(Dataset rows about figures)
▬▬▬

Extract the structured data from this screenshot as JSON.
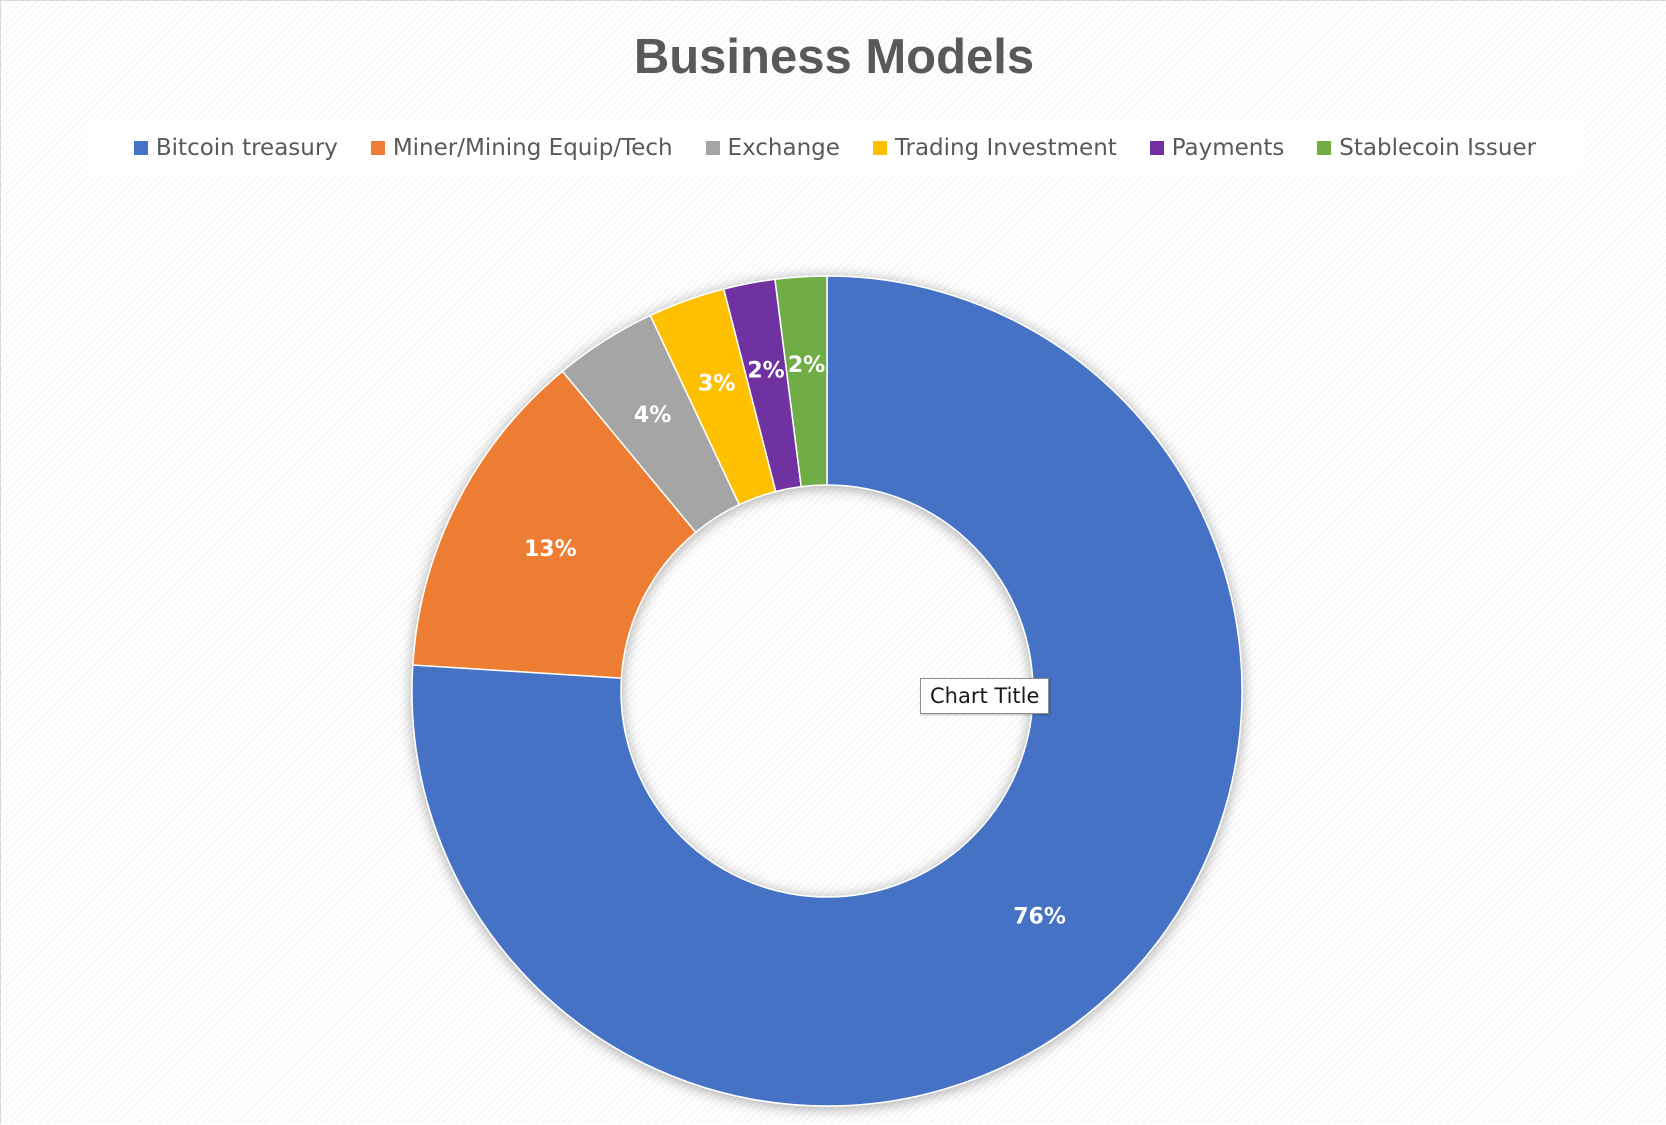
{
  "chart_data": {
    "type": "pie",
    "style": "donut",
    "title": "Business Models",
    "legend_position": "top",
    "data_labels": "percent",
    "categories": [
      "Bitcoin treasury",
      "Miner/Mining Equip/Tech",
      "Exchange",
      "Trading Investment",
      "Payments",
      "Stablecoin Issuer"
    ],
    "values": [
      76,
      13,
      4,
      3,
      2,
      2
    ],
    "labels": [
      "76%",
      "13%",
      "4%",
      "3%",
      "2%",
      "2%"
    ],
    "colors": [
      "#4472C4",
      "#ED7D31",
      "#A5A5A5",
      "#FFC000",
      "#7030A0",
      "#70AD47"
    ]
  },
  "tooltip": {
    "text": "Chart Title"
  }
}
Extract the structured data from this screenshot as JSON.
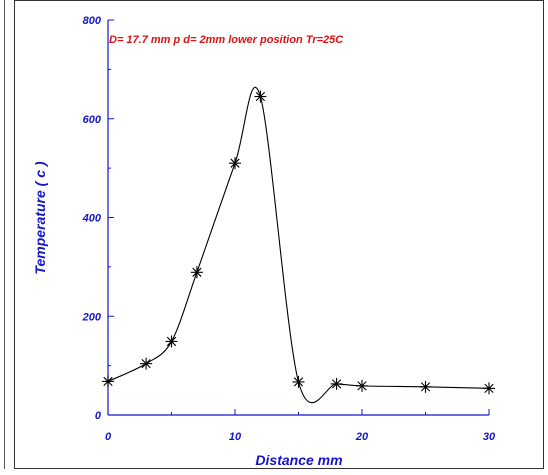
{
  "colors": {
    "axis": "#1515cc",
    "annotation": "#dd1111",
    "series": "#000000",
    "frame": "#333333"
  },
  "chart_data": {
    "type": "line",
    "title": "",
    "xlabel": "Distance  mm",
    "ylabel": "Temperature  ( c )",
    "annotation": "D= 17.7 mm    p d= 2mm   lower position Tr=25C",
    "xlim": [
      0,
      30
    ],
    "ylim": [
      0,
      800
    ],
    "x_ticks": [
      0,
      10,
      20,
      30
    ],
    "y_ticks": [
      0,
      200,
      400,
      600,
      800
    ],
    "marker": "asterisk",
    "grid": false,
    "series": [
      {
        "x": [
          0,
          3,
          5,
          7,
          10,
          12,
          15,
          18,
          20,
          25,
          30
        ],
        "y": [
          68,
          104,
          149,
          289,
          510,
          645,
          67,
          63,
          59,
          57,
          54
        ]
      }
    ]
  }
}
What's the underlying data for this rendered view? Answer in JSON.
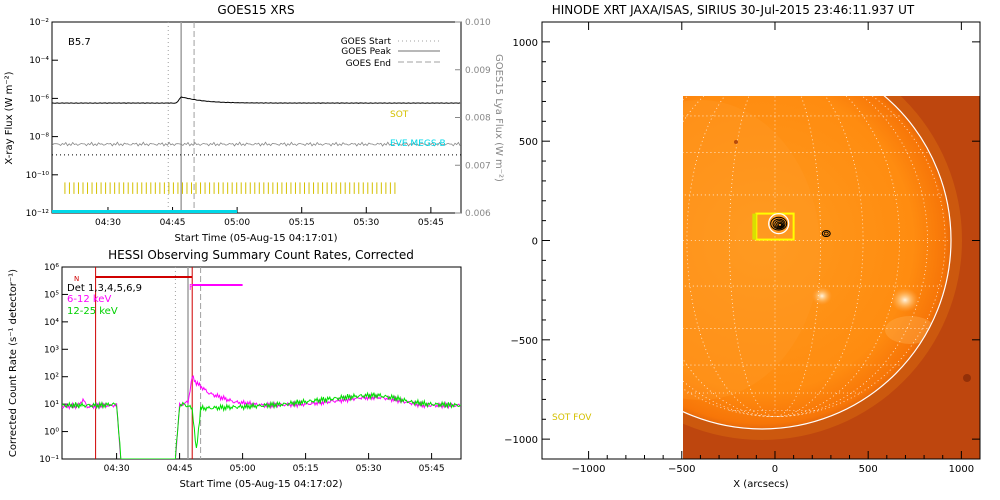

▬▬▬

> _TASK INSTRUCTIONS_: Do not copy the pictures, but repeat every line exactly.

> _RESULT_:
Extract the structured data from this screenshot as JSON.
{
  "chart_data": {
    "type": "pie",
    "style": "donut",
    "title": "Business Models",
    "legend_position": "top",
    "data_labels": "percent",
    "categories": [
      "Bitcoin treasury",
      "Miner/Mining Equip/Tech",
      "Exchange",
      "Trading Investment",
      "Payments",
      "Stablecoin Issuer"
    ],
    "values": [
      76,
      13,
      4,
      3,
      2,
      2
    ],
    "labels": [
      "76%",
      "13%",
      "4%",
      "3%",
      "2%",
      "2%"
    ],
    "colors": [
      "#4472C4",
      "#ED7D31",
      "#A5A5A5",
      "#FFC000",
      "#7030A0",
      "#70AD47"
    ]
  },
  "tooltip": {
    "text": "Chart Title"
  }
}
Extract the structured data from this screenshot as JSON.
{
  "colors": {
    "axis": "#1515cc",
    "annotation": "#dd1111",
    "series": "#000000",
    "frame": "#333333"
  },
  "chart_data": {
    "type": "line",
    "title": "",
    "xlabel": "Distance  mm",
    "ylabel": "Temperature  ( c )",
    "annotation": "D= 17.7 mm    p d= 2mm   lower position Tr=25C",
    "xlim": [
      0,
      30
    ],
    "ylim": [
      0,
      800
    ],
    "x_ticks": [
      0,
      10,
      20,
      30
    ],
    "y_ticks": [
      0,
      200,
      400,
      600,
      800
    ],
    "marker": "asterisk",
    "grid": false,
    "series": [
      {
        "x": [
          0,
          3,
          5,
          7,
          10,
          12,
          15,
          18,
          20,
          25,
          30
        ],
        "y": [
          68,
          104,
          149,
          289,
          510,
          645,
          67,
          63,
          59,
          57,
          54
        ]
      }
    ]
  }
}
What's the underlying data for this rendered view? Answer in JSON.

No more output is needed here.